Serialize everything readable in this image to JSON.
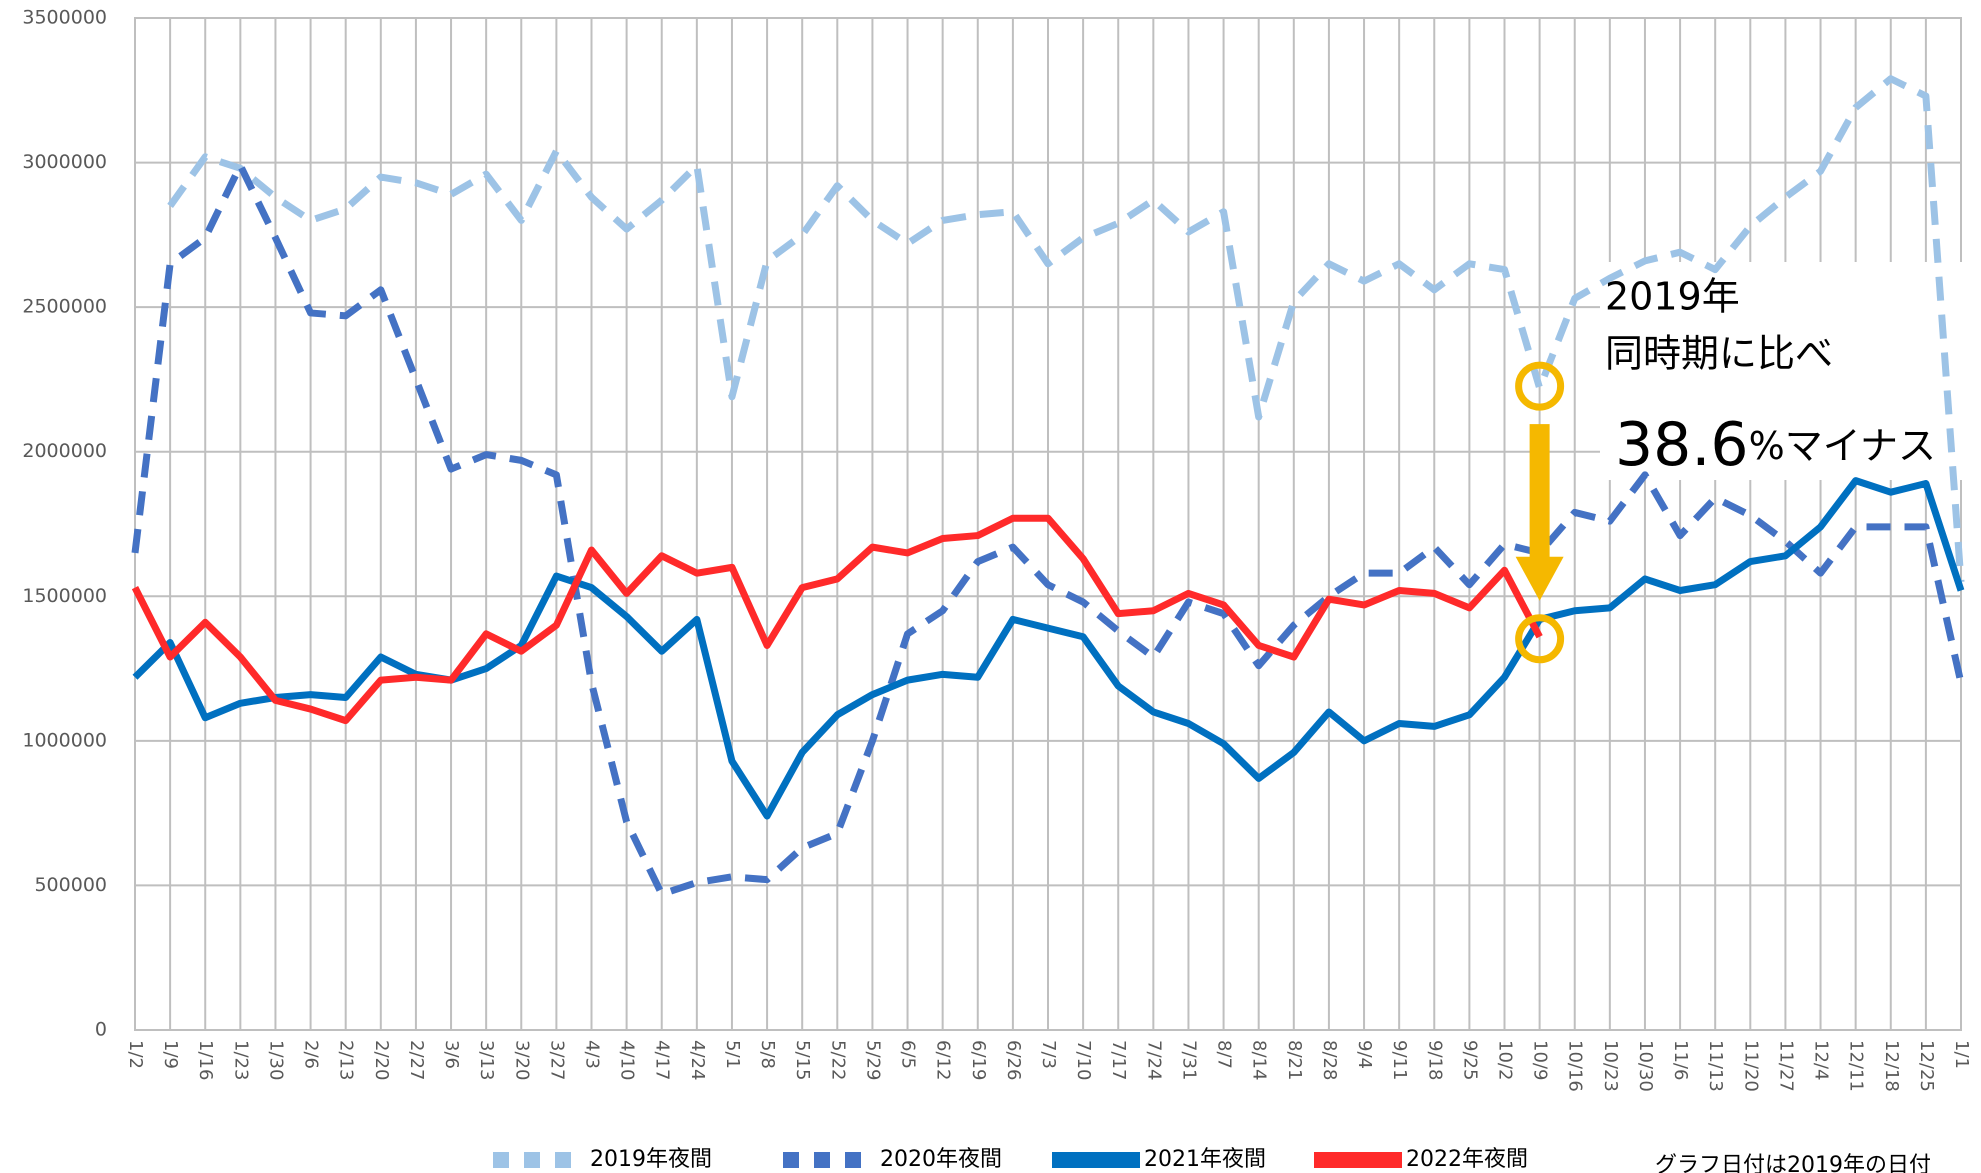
{
  "chart_data": {
    "type": "line",
    "categories": [
      "1/2",
      "1/9",
      "1/16",
      "1/23",
      "1/30",
      "2/6",
      "2/13",
      "2/20",
      "2/27",
      "3/6",
      "3/13",
      "3/20",
      "3/27",
      "4/3",
      "4/10",
      "4/17",
      "4/24",
      "5/1",
      "5/8",
      "5/15",
      "5/22",
      "5/29",
      "6/5",
      "6/12",
      "6/19",
      "6/26",
      "7/3",
      "7/10",
      "7/17",
      "7/24",
      "7/31",
      "8/7",
      "8/14",
      "8/21",
      "8/28",
      "9/4",
      "9/11",
      "9/18",
      "9/25",
      "10/2",
      "10/9",
      "10/16",
      "10/23",
      "10/30",
      "11/6",
      "11/13",
      "11/20",
      "11/27",
      "12/4",
      "12/11",
      "12/18",
      "12/25",
      "1/1"
    ],
    "series": [
      {
        "name": "2019年夜間",
        "color": "#9dc3e6",
        "dash": true,
        "values": [
          null,
          2850000,
          3020000,
          2980000,
          2880000,
          2800000,
          2840000,
          2950000,
          2930000,
          2890000,
          2960000,
          2800000,
          3040000,
          2880000,
          2770000,
          2870000,
          2990000,
          2190000,
          2660000,
          2750000,
          2920000,
          2800000,
          2720000,
          2800000,
          2820000,
          2830000,
          2650000,
          2740000,
          2790000,
          2870000,
          2760000,
          2830000,
          2120000,
          2520000,
          2650000,
          2590000,
          2650000,
          2560000,
          2650000,
          2630000,
          2220000,
          2530000,
          2600000,
          2660000,
          2690000,
          2630000,
          2780000,
          2880000,
          2970000,
          3190000,
          3290000,
          3230000,
          1550000
        ]
      },
      {
        "name": "2020年夜間",
        "color": "#4472c4",
        "dash": true,
        "values": [
          1650000,
          2650000,
          2740000,
          2990000,
          2740000,
          2480000,
          2470000,
          2560000,
          2250000,
          1940000,
          1990000,
          1970000,
          1920000,
          1200000,
          720000,
          470000,
          510000,
          530000,
          520000,
          630000,
          680000,
          1000000,
          1370000,
          1450000,
          1620000,
          1670000,
          1540000,
          1480000,
          1380000,
          1290000,
          1480000,
          1440000,
          1260000,
          1400000,
          1500000,
          1580000,
          1580000,
          1670000,
          1540000,
          1680000,
          1650000,
          1790000,
          1760000,
          1920000,
          1710000,
          1840000,
          1780000,
          1690000,
          1580000,
          1740000,
          1740000,
          1740000,
          1200000
        ]
      },
      {
        "name": "2021年夜間",
        "color": "#0070c0",
        "dash": false,
        "values": [
          1220000,
          1340000,
          1080000,
          1130000,
          1150000,
          1160000,
          1150000,
          1290000,
          1230000,
          1210000,
          1250000,
          1330000,
          1570000,
          1530000,
          1430000,
          1310000,
          1420000,
          930000,
          740000,
          960000,
          1090000,
          1160000,
          1210000,
          1230000,
          1220000,
          1420000,
          1390000,
          1360000,
          1190000,
          1100000,
          1060000,
          990000,
          870000,
          960000,
          1100000,
          1000000,
          1060000,
          1050000,
          1090000,
          1220000,
          1420000,
          1450000,
          1460000,
          1560000,
          1520000,
          1540000,
          1620000,
          1640000,
          1740000,
          1900000,
          1860000,
          1890000,
          1520000
        ]
      },
      {
        "name": "2022年夜間",
        "color": "#ff2a2a",
        "dash": false,
        "values": [
          1530000,
          1290000,
          1410000,
          1290000,
          1140000,
          1110000,
          1070000,
          1210000,
          1220000,
          1210000,
          1370000,
          1310000,
          1400000,
          1660000,
          1510000,
          1640000,
          1580000,
          1600000,
          1330000,
          1530000,
          1560000,
          1670000,
          1650000,
          1700000,
          1710000,
          1770000,
          1770000,
          1630000,
          1440000,
          1450000,
          1510000,
          1470000,
          1330000,
          1290000,
          1490000,
          1470000,
          1520000,
          1510000,
          1460000,
          1590000,
          1360000,
          null,
          null,
          null,
          null,
          null,
          null,
          null,
          null,
          null,
          null,
          null,
          null
        ]
      }
    ],
    "ylim": [
      0,
      3500000
    ],
    "yticks": [
      0,
      500000,
      1000000,
      1500000,
      2000000,
      2500000,
      3000000,
      3500000
    ],
    "grid": true,
    "annotation_line1": "2019年",
    "annotation_line2": "同時期に比べ",
    "annotation_number": "38.6",
    "annotation_unit": "%マイナス",
    "annotation_color": "#f5b800",
    "note": "グラフ日付は2019年の日付"
  }
}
☆ ☆ ☆ ☆ ☆
Exercise prompt — Without including any picture, retype the entries exactly.

Final result —
Serialize everything readable in this image to JSON.
{
  "chart_data": {
    "type": "line",
    "categories": [
      "1/2",
      "1/9",
      "1/16",
      "1/23",
      "1/30",
      "2/6",
      "2/13",
      "2/20",
      "2/27",
      "3/6",
      "3/13",
      "3/20",
      "3/27",
      "4/3",
      "4/10",
      "4/17",
      "4/24",
      "5/1",
      "5/8",
      "5/15",
      "5/22",
      "5/29",
      "6/5",
      "6/12",
      "6/19",
      "6/26",
      "7/3",
      "7/10",
      "7/17",
      "7/24",
      "7/31",
      "8/7",
      "8/14",
      "8/21",
      "8/28",
      "9/4",
      "9/11",
      "9/18",
      "9/25",
      "10/2",
      "10/9",
      "10/16",
      "10/23",
      "10/30",
      "11/6",
      "11/13",
      "11/20",
      "11/27",
      "12/4",
      "12/11",
      "12/18",
      "12/25",
      "1/1"
    ],
    "series": [
      {
        "name": "2019年夜間",
        "color": "#9dc3e6",
        "dash": true,
        "values": [
          null,
          2850000,
          3020000,
          2980000,
          2880000,
          2800000,
          2840000,
          2950000,
          2930000,
          2890000,
          2960000,
          2800000,
          3040000,
          2880000,
          2770000,
          2870000,
          2990000,
          2190000,
          2660000,
          2750000,
          2920000,
          2800000,
          2720000,
          2800000,
          2820000,
          2830000,
          2650000,
          2740000,
          2790000,
          2870000,
          2760000,
          2830000,
          2120000,
          2520000,
          2650000,
          2590000,
          2650000,
          2560000,
          2650000,
          2630000,
          2220000,
          2530000,
          2600000,
          2660000,
          2690000,
          2630000,
          2780000,
          2880000,
          2970000,
          3190000,
          3290000,
          3230000,
          1550000
        ]
      },
      {
        "name": "2020年夜間",
        "color": "#4472c4",
        "dash": true,
        "values": [
          1650000,
          2650000,
          2740000,
          2990000,
          2740000,
          2480000,
          2470000,
          2560000,
          2250000,
          1940000,
          1990000,
          1970000,
          1920000,
          1200000,
          720000,
          470000,
          510000,
          530000,
          520000,
          630000,
          680000,
          1000000,
          1370000,
          1450000,
          1620000,
          1670000,
          1540000,
          1480000,
          1380000,
          1290000,
          1480000,
          1440000,
          1260000,
          1400000,
          1500000,
          1580000,
          1580000,
          1670000,
          1540000,
          1680000,
          1650000,
          1790000,
          1760000,
          1920000,
          1710000,
          1840000,
          1780000,
          1690000,
          1580000,
          1740000,
          1740000,
          1740000,
          1200000
        ]
      },
      {
        "name": "2021年夜間",
        "color": "#0070c0",
        "dash": false,
        "values": [
          1220000,
          1340000,
          1080000,
          1130000,
          1150000,
          1160000,
          1150000,
          1290000,
          1230000,
          1210000,
          1250000,
          1330000,
          1570000,
          1530000,
          1430000,
          1310000,
          1420000,
          930000,
          740000,
          960000,
          1090000,
          1160000,
          1210000,
          1230000,
          1220000,
          1420000,
          1390000,
          1360000,
          1190000,
          1100000,
          1060000,
          990000,
          870000,
          960000,
          1100000,
          1000000,
          1060000,
          1050000,
          1090000,
          1220000,
          1420000,
          1450000,
          1460000,
          1560000,
          1520000,
          1540000,
          1620000,
          1640000,
          1740000,
          1900000,
          1860000,
          1890000,
          1520000
        ]
      },
      {
        "name": "2022年夜間",
        "color": "#ff2a2a",
        "dash": false,
        "values": [
          1530000,
          1290000,
          1410000,
          1290000,
          1140000,
          1110000,
          1070000,
          1210000,
          1220000,
          1210000,
          1370000,
          1310000,
          1400000,
          1660000,
          1510000,
          1640000,
          1580000,
          1600000,
          1330000,
          1530000,
          1560000,
          1670000,
          1650000,
          1700000,
          1710000,
          1770000,
          1770000,
          1630000,
          1440000,
          1450000,
          1510000,
          1470000,
          1330000,
          1290000,
          1490000,
          1470000,
          1520000,
          1510000,
          1460000,
          1590000,
          1360000,
          null,
          null,
          null,
          null,
          null,
          null,
          null,
          null,
          null,
          null,
          null,
          null
        ]
      }
    ],
    "ylim": [
      0,
      3500000
    ],
    "yticks": [
      0,
      500000,
      1000000,
      1500000,
      2000000,
      2500000,
      3000000,
      3500000
    ],
    "grid": true,
    "annotation_line1": "2019年",
    "annotation_line2": "同時期に比べ",
    "annotation_number": "38.6",
    "annotation_unit": "%マイナス",
    "annotation_color": "#f5b800",
    "note": "グラフ日付は2019年の日付"
  }
}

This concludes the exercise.